┌──
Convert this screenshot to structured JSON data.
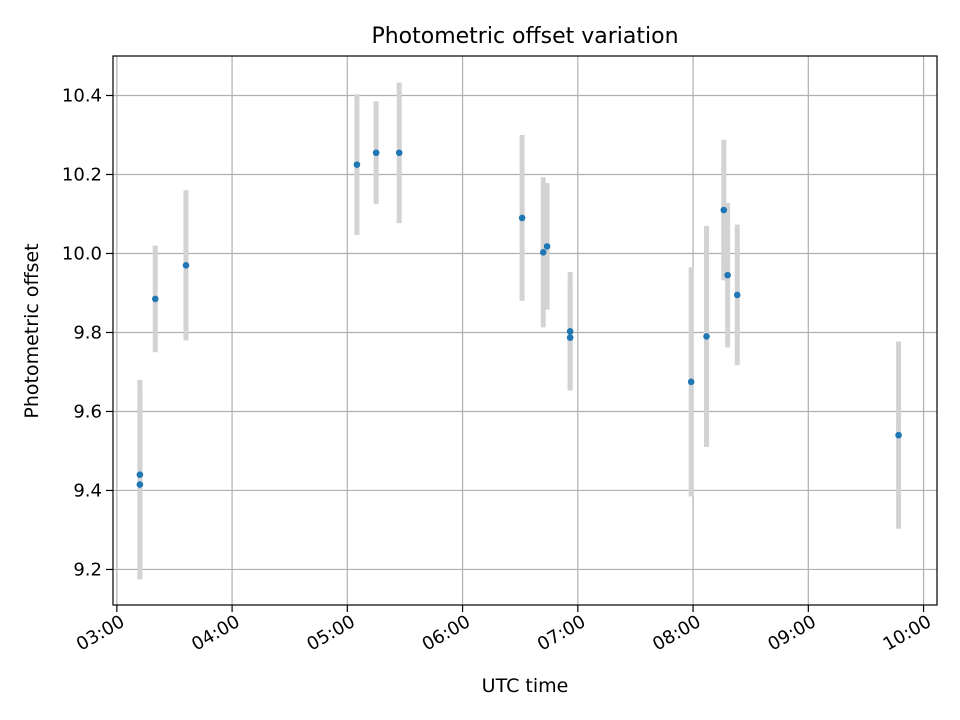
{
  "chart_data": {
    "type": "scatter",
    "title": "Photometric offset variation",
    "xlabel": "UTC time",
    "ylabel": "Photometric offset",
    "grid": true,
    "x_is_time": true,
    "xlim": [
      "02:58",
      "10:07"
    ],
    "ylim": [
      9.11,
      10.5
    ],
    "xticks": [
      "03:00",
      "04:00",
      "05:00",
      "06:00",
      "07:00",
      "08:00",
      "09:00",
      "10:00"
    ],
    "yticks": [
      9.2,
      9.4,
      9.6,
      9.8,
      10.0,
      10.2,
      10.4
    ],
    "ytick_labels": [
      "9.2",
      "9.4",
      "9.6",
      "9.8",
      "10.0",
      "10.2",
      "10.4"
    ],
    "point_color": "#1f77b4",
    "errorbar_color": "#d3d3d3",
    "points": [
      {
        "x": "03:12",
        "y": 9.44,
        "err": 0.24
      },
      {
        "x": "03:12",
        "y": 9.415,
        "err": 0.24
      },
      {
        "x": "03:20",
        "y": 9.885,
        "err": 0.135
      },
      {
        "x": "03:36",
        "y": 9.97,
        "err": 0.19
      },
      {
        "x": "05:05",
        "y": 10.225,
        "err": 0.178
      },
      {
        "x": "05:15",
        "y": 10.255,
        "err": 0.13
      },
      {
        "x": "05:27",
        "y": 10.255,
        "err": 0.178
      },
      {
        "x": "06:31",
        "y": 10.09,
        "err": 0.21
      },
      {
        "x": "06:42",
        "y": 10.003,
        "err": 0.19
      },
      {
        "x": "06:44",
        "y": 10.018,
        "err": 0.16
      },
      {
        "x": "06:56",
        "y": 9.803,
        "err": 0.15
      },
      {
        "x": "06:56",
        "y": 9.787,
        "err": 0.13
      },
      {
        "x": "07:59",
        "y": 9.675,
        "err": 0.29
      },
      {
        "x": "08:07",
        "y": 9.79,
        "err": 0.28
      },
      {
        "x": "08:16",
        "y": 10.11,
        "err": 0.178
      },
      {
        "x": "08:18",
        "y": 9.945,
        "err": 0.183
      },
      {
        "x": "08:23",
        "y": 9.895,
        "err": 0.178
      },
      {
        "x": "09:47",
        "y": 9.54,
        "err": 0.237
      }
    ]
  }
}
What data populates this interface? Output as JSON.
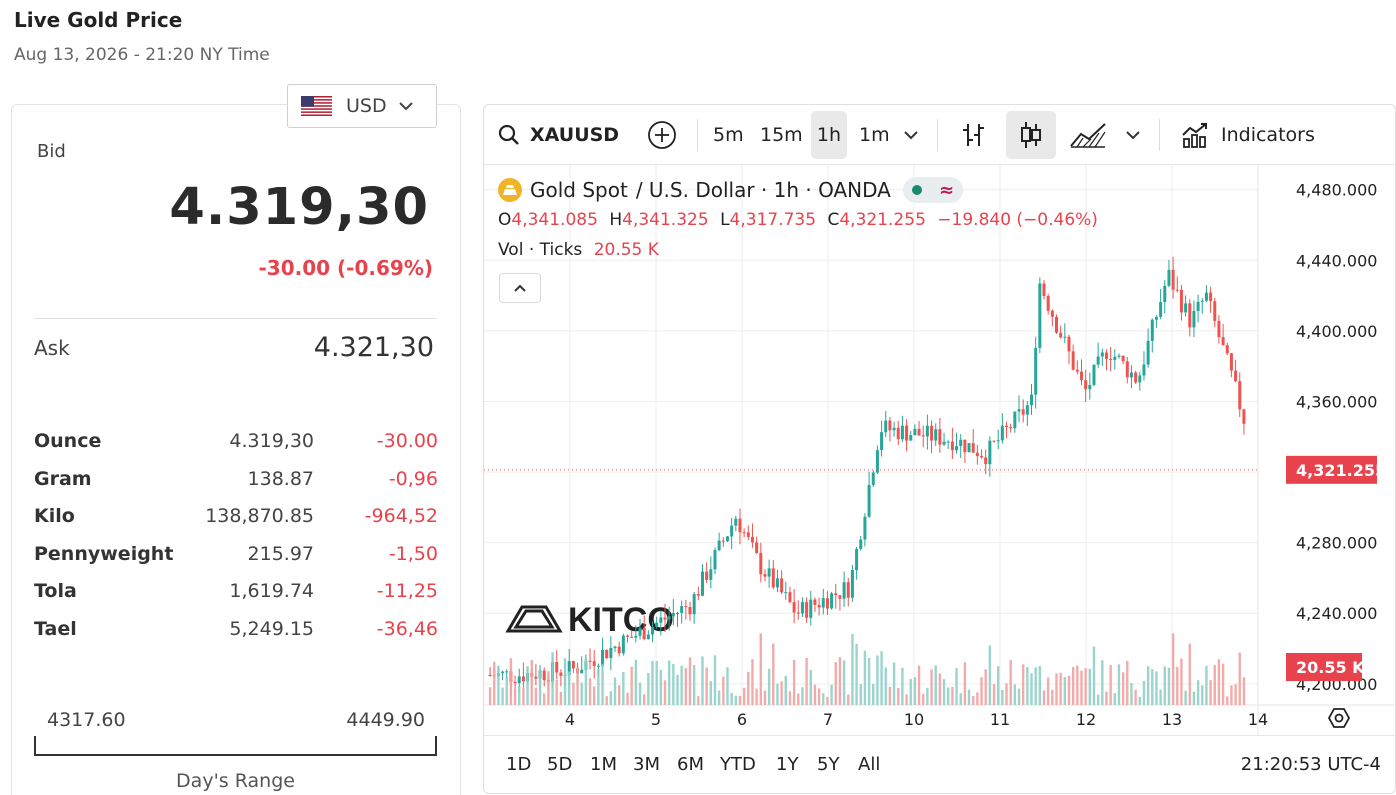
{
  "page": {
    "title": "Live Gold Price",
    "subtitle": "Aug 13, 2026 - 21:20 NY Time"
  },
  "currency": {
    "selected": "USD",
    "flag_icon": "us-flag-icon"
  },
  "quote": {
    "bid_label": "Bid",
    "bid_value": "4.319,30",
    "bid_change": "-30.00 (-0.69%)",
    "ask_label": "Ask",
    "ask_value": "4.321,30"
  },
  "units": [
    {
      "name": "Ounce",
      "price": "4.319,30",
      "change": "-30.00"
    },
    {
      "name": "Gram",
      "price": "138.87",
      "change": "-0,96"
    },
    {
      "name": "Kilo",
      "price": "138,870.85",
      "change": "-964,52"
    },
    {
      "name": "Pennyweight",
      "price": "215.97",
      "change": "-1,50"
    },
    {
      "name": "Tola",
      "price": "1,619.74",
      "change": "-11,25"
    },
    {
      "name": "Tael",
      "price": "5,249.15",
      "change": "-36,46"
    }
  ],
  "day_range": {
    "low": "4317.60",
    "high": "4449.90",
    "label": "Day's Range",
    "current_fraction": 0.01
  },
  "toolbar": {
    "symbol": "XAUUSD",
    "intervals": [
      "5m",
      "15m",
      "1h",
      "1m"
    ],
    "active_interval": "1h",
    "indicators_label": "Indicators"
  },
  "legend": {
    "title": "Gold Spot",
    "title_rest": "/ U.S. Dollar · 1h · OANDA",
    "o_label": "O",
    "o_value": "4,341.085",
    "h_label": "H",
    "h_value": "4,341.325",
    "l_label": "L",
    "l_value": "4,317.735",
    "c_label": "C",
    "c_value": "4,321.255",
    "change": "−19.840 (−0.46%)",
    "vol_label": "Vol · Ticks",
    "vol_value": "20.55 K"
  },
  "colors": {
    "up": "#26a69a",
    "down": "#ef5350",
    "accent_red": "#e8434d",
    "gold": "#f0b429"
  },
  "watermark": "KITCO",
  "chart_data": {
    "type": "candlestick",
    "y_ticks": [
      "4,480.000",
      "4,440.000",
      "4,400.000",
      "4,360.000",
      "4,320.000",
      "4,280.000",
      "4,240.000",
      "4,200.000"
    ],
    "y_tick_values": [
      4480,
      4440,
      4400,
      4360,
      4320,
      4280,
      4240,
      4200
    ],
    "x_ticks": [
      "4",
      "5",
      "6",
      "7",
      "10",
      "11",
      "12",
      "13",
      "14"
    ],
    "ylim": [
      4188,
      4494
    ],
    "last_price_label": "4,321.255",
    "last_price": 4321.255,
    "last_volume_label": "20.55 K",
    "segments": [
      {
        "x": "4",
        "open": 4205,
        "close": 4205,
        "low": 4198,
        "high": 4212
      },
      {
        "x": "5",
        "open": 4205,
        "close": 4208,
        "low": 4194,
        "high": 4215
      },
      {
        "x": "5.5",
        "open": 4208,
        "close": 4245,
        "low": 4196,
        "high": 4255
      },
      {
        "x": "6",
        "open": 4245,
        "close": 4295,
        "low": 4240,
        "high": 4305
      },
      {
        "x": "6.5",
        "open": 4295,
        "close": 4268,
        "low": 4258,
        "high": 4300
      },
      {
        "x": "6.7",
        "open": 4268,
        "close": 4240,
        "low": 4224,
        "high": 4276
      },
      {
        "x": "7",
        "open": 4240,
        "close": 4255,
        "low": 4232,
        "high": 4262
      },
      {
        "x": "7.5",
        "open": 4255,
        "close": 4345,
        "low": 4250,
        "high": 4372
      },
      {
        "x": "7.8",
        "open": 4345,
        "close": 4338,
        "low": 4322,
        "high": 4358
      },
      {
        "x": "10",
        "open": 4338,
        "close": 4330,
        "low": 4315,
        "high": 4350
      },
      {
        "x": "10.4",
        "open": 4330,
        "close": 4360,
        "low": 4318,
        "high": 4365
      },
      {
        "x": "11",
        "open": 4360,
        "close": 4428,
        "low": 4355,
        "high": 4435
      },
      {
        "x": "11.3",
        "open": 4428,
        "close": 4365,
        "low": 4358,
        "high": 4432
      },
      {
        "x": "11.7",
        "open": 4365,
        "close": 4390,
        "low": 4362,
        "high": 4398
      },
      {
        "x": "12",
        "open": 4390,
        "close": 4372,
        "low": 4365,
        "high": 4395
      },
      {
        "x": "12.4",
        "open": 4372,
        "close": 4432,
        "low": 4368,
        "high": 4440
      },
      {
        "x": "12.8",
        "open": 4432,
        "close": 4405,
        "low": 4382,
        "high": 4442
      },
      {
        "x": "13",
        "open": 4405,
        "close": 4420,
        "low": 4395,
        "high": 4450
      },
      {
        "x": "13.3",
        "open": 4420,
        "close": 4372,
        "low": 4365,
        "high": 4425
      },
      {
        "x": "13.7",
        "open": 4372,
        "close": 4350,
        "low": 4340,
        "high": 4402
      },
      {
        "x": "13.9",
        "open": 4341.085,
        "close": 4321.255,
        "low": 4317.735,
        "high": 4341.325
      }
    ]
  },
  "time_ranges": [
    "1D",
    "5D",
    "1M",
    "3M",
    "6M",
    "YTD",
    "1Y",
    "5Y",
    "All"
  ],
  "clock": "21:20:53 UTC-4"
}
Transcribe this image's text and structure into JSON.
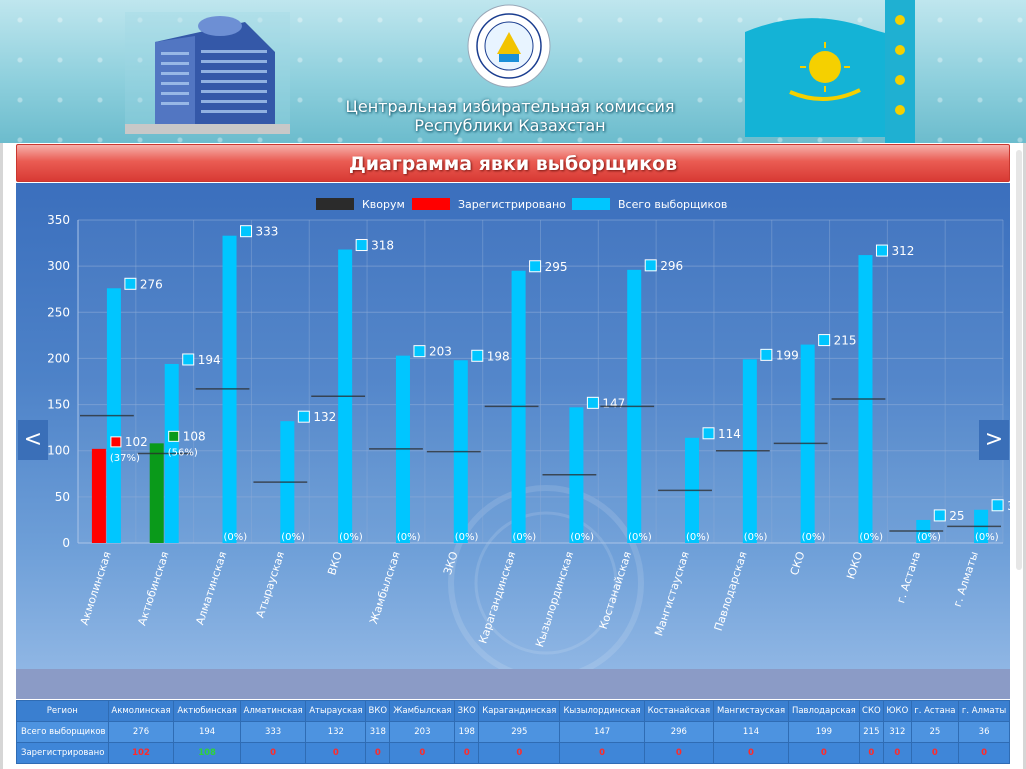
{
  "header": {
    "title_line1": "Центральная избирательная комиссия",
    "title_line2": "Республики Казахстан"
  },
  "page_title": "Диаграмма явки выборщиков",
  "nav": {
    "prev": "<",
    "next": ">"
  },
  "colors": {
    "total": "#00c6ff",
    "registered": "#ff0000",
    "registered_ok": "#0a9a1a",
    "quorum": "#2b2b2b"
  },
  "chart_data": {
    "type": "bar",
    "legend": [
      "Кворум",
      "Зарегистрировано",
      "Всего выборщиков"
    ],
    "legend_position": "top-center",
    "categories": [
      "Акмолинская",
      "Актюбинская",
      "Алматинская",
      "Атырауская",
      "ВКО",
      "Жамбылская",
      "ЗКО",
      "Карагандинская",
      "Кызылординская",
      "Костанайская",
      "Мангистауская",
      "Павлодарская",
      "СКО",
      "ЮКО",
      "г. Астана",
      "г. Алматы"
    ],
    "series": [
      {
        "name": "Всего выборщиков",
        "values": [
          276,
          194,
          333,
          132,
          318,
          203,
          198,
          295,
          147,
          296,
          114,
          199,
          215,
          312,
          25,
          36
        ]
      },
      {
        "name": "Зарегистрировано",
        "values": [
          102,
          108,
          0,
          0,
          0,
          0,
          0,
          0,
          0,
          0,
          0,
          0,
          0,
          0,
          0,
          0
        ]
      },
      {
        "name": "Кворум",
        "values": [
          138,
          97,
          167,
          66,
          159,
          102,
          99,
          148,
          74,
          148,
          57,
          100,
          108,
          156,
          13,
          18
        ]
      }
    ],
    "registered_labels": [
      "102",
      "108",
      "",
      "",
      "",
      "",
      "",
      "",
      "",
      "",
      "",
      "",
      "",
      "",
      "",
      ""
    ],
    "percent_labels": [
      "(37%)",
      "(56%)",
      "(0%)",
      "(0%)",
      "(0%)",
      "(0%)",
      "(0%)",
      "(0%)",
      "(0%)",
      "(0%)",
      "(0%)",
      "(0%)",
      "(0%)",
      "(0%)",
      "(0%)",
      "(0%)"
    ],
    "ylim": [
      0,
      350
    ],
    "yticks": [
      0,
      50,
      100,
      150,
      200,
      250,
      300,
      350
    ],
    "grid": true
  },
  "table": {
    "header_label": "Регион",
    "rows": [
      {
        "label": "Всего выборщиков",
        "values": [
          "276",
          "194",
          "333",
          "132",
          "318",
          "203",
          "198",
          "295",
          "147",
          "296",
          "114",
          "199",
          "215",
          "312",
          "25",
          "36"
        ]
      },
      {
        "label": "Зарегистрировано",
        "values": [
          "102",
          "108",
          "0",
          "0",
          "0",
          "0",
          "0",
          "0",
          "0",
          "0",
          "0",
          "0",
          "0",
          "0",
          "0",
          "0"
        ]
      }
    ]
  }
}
└──
• _The request_
Scan the entries above and work out how many lines include the word "Всего"; the reply is that number alone.

• _Finished answer_
3